Work to complete: Tally the lines in the following entries that include the word "smoothed"; state only the total.

-- start Raw data --

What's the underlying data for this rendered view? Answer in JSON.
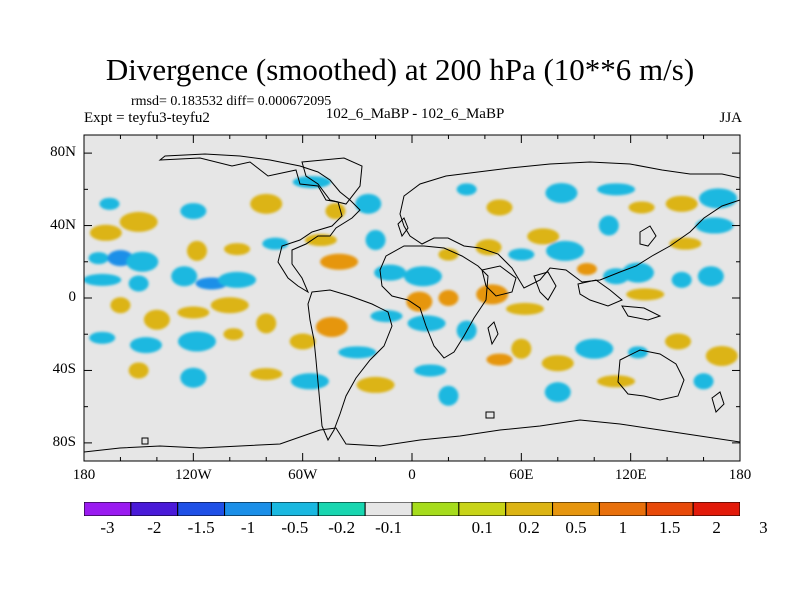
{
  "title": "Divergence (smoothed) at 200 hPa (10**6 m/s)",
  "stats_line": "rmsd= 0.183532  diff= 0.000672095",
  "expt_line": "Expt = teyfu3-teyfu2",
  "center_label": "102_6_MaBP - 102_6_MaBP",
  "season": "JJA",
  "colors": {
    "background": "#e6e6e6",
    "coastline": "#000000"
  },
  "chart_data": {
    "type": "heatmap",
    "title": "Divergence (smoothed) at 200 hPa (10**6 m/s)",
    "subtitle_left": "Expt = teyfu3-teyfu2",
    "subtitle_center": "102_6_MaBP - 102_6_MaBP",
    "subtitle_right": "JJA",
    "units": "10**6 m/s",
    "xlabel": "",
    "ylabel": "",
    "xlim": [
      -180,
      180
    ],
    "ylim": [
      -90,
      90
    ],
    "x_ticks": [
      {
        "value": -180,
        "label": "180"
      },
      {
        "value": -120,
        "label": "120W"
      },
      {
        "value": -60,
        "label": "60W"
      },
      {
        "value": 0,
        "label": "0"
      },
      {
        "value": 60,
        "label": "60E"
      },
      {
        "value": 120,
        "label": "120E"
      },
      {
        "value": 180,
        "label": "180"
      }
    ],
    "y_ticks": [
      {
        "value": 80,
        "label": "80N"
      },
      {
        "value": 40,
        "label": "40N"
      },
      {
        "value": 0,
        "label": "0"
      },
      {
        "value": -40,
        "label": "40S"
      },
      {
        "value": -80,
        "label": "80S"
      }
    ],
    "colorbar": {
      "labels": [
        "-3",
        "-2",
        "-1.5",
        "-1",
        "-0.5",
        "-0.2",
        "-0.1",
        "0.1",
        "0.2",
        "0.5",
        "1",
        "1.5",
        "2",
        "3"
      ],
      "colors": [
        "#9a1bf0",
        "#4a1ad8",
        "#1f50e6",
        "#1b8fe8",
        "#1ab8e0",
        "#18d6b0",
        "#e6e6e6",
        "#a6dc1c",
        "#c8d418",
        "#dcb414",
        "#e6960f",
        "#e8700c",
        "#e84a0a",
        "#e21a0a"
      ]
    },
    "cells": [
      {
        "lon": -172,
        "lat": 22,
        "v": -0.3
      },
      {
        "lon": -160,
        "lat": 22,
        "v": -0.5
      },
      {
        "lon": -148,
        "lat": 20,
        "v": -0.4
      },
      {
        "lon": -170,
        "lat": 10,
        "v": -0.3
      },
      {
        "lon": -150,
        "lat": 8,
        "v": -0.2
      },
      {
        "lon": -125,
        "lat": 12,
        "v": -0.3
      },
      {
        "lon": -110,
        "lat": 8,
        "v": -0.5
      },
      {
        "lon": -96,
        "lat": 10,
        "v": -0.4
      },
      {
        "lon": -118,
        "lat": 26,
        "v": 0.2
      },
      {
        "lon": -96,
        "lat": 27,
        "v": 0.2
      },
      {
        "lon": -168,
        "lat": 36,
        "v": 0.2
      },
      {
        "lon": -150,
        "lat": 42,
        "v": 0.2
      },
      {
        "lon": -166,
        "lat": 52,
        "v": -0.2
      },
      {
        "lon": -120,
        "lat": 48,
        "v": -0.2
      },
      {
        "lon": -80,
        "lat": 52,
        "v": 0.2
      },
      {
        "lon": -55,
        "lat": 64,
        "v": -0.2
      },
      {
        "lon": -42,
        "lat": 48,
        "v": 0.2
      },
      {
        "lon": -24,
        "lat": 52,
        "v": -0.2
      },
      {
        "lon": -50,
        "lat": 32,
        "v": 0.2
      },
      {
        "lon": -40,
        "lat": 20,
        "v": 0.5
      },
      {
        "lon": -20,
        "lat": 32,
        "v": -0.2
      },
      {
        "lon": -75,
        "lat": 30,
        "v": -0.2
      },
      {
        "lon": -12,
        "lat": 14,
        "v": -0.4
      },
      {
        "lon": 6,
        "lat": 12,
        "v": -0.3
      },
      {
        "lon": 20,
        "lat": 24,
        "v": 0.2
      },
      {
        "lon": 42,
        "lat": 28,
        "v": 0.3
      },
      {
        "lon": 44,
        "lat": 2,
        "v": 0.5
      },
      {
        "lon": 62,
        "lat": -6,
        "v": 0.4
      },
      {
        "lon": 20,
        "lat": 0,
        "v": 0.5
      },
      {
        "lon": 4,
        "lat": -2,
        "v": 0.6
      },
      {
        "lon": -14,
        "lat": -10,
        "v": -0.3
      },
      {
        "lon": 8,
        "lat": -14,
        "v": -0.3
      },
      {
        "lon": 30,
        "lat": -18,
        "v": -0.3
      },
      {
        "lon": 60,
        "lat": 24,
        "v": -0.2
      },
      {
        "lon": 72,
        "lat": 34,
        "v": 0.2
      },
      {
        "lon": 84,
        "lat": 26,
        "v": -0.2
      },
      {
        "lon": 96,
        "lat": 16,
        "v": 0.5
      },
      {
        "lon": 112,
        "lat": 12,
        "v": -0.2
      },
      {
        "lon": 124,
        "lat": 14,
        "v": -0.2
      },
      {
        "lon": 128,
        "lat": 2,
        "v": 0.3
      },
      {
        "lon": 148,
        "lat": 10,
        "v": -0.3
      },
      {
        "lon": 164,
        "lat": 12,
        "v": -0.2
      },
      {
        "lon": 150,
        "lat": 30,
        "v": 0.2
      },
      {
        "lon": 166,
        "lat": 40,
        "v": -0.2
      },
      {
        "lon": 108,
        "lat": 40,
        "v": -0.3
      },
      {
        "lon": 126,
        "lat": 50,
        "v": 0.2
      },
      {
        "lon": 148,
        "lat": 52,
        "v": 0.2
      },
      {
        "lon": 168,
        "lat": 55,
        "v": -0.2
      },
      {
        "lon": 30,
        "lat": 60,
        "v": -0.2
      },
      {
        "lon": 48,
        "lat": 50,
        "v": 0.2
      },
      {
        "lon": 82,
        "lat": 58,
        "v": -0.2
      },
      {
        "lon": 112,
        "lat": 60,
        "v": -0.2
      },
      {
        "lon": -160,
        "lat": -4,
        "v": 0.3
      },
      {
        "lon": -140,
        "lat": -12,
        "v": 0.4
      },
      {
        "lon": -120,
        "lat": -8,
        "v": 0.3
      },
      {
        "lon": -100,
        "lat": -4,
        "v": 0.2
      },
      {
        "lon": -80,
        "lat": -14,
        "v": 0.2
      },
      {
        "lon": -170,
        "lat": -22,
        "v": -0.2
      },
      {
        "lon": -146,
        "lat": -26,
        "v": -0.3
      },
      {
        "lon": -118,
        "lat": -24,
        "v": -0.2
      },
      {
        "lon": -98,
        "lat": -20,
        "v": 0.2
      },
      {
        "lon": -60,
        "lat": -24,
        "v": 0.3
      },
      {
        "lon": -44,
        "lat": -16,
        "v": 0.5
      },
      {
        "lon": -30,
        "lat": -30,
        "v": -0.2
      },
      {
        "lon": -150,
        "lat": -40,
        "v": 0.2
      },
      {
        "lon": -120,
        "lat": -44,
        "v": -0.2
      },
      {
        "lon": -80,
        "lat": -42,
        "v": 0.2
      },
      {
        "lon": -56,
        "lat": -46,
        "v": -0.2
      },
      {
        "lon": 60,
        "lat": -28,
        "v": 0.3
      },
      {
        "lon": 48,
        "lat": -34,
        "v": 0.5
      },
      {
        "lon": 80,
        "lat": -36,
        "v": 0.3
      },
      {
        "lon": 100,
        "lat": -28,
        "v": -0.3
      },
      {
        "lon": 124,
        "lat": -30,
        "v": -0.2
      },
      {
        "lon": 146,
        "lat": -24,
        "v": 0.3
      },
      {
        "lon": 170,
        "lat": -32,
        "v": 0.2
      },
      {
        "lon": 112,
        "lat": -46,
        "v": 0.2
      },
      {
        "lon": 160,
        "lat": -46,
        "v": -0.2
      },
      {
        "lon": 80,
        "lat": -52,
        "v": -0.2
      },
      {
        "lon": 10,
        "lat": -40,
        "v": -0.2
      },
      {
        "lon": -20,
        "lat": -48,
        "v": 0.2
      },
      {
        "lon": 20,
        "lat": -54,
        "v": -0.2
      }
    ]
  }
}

-- end Raw data --

Exercise solution: 2